┌─ RECORDS TO USE
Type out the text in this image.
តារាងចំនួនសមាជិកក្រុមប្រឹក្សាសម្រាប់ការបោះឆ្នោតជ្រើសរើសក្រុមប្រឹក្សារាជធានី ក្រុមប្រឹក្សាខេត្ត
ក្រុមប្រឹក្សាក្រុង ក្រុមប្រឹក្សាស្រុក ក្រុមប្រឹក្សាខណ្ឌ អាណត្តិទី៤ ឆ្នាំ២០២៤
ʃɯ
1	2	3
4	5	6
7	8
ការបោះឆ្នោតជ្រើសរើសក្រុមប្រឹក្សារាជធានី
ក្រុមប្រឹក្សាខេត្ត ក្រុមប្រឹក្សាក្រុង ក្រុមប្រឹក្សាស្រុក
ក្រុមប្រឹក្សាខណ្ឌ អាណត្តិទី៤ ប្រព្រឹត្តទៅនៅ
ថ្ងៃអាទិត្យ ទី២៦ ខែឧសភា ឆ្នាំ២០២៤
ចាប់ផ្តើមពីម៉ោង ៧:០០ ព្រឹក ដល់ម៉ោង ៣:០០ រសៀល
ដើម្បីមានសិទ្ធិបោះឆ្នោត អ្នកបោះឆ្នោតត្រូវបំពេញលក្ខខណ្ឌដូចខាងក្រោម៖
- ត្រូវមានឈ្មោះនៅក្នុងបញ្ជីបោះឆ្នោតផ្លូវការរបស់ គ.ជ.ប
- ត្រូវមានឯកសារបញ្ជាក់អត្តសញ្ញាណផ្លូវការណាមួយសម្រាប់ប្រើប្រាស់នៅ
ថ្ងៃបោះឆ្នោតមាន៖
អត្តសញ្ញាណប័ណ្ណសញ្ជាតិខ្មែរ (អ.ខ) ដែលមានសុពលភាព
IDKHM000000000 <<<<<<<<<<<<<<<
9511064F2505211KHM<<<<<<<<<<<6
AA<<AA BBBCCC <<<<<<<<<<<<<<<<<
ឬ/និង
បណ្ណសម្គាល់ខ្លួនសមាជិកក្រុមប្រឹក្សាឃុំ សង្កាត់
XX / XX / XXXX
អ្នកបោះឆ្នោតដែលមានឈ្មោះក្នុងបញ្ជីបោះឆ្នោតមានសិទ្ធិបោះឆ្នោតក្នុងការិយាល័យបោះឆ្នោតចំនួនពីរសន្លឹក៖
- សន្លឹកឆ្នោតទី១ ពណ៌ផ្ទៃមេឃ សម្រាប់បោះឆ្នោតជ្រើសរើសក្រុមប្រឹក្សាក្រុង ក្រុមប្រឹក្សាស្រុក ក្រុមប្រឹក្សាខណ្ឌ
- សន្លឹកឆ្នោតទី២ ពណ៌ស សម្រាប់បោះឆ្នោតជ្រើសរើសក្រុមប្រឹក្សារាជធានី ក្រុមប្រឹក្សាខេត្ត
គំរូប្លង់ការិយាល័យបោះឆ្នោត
└─
### SHORT TASK
Output the full listing exactly as it stands.

### COMPLETE ANSWER
Type out the text in this image.
តារាងចំនួនសមាជិកក្រុមប្រឹក្សាសម្រាប់ការបោះឆ្នោតជ្រើសរើសក្រុមប្រឹក្សារាជធានី ក្រុមប្រឹក្សាខេត្ត
ក្រុមប្រឹក្សាក្រុង ក្រុមប្រឹក្សាស្រុក ក្រុមប្រឹក្សាខណ្ឌ អាណត្តិទី៤ ឆ្នាំ២០២៤
ʃɯ
1	2	3
4	5	6
7	8
ការបោះឆ្នោតជ្រើសរើសក្រុមប្រឹក្សារាជធានី
ក្រុមប្រឹក្សាខេត្ត ក្រុមប្រឹក្សាក្រុង ក្រុមប្រឹក្សាស្រុក
ក្រុមប្រឹក្សាខណ្ឌ អាណត្តិទី៤ ប្រព្រឹត្តទៅនៅ
ថ្ងៃអាទិត្យ ទី២៦ ខែឧសភា ឆ្នាំ២០២៤
ចាប់ផ្តើមពីម៉ោង ៧:០០ ព្រឹក ដល់ម៉ោង ៣:០០ រសៀល
ដើម្បីមានសិទ្ធិបោះឆ្នោត អ្នកបោះឆ្នោតត្រូវបំពេញលក្ខខណ្ឌដូចខាងក្រោម៖
- ត្រូវមានឈ្មោះនៅក្នុងបញ្ជីបោះឆ្នោតផ្លូវការរបស់ គ.ជ.ប
- ត្រូវមានឯកសារបញ្ជាក់អត្តសញ្ញាណផ្លូវការណាមួយសម្រាប់ប្រើប្រាស់នៅ
ថ្ងៃបោះឆ្នោតមាន៖
អត្តសញ្ញាណប័ណ្ណសញ្ជាតិខ្មែរ (អ.ខ) ដែលមានសុពលភាព
IDKHM000000000 <<<<<<<<<<<<<<<
9511064F2505211KHM<<<<<<<<<<<6
AA<<AA BBBCCC <<<<<<<<<<<<<<<<<
ឬ/និង
បណ្ណសម្គាល់ខ្លួនសមាជិកក្រុមប្រឹក្សាឃុំ សង្កាត់
XX / XX / XXXX
អ្នកបោះឆ្នោតដែលមានឈ្មោះក្នុងបញ្ជីបោះឆ្នោតមានសិទ្ធិបោះឆ្នោតក្នុងការិយាល័យបោះឆ្នោតចំនួនពីរសន្លឹក៖
- សន្លឹកឆ្នោតទី១ ពណ៌ផ្ទៃមេឃ សម្រាប់បោះឆ្នោតជ្រើសរើសក្រុមប្រឹក្សាក្រុង ក្រុមប្រឹក្សាស្រុក ក្រុមប្រឹក្សាខណ្ឌ
- សន្លឹកឆ្នោតទី២ ពណ៌ស សម្រាប់បោះឆ្នោតជ្រើសរើសក្រុមប្រឹក្សារាជធានី ក្រុមប្រឹក្សាខេត្ត
គំរូប្លង់ការិយាល័យបោះឆ្នោត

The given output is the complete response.